### Task objective
Gather the lines that hold the string "GUSTS".

*** Data for this task ***

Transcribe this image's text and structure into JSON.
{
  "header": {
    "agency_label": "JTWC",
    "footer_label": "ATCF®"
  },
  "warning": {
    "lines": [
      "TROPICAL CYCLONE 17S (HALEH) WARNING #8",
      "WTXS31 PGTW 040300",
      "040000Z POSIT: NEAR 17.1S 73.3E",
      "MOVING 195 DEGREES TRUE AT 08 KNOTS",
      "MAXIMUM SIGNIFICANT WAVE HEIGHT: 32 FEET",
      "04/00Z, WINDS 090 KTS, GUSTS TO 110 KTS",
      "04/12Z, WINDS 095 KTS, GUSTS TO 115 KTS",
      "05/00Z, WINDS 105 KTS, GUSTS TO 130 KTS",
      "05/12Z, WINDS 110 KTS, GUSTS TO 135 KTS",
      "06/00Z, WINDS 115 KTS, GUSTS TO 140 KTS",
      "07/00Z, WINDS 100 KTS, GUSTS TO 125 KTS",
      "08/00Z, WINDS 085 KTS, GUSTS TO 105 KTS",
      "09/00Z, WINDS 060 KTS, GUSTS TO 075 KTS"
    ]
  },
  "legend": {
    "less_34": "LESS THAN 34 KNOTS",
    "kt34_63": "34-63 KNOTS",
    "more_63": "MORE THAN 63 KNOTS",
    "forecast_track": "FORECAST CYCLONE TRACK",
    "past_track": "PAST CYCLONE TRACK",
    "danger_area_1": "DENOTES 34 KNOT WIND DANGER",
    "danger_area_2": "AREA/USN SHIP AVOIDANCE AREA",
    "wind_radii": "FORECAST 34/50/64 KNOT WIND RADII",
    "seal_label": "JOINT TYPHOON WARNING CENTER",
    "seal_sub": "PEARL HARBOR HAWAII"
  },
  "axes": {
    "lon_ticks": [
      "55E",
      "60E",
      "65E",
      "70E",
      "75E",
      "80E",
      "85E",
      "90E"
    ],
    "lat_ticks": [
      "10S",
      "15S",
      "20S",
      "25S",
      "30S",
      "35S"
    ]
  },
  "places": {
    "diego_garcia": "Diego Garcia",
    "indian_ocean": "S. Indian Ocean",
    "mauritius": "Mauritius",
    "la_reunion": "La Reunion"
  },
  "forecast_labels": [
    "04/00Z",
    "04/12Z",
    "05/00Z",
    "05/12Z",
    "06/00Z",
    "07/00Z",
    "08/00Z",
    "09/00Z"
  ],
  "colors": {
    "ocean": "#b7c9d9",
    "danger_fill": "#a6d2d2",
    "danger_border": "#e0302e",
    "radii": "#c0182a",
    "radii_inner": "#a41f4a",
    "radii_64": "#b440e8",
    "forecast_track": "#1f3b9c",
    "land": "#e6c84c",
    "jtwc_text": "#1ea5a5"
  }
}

***

### Output for this exercise
      "04/00Z, WINDS 090 KTS, GUSTS TO 110 KTS",
      "04/12Z, WINDS 095 KTS, GUSTS TO 115 KTS",
      "05/00Z, WINDS 105 KTS, GUSTS TO 130 KTS",
      "05/12Z, WINDS 110 KTS, GUSTS TO 135 KTS",
      "06/00Z, WINDS 115 KTS, GUSTS TO 140 KTS",
      "07/00Z, WINDS 100 KTS, GUSTS TO 125 KTS",
      "08/00Z, WINDS 085 KTS, GUSTS TO 105 KTS",
      "09/00Z, WINDS 060 KTS, GUSTS TO 075 KTS"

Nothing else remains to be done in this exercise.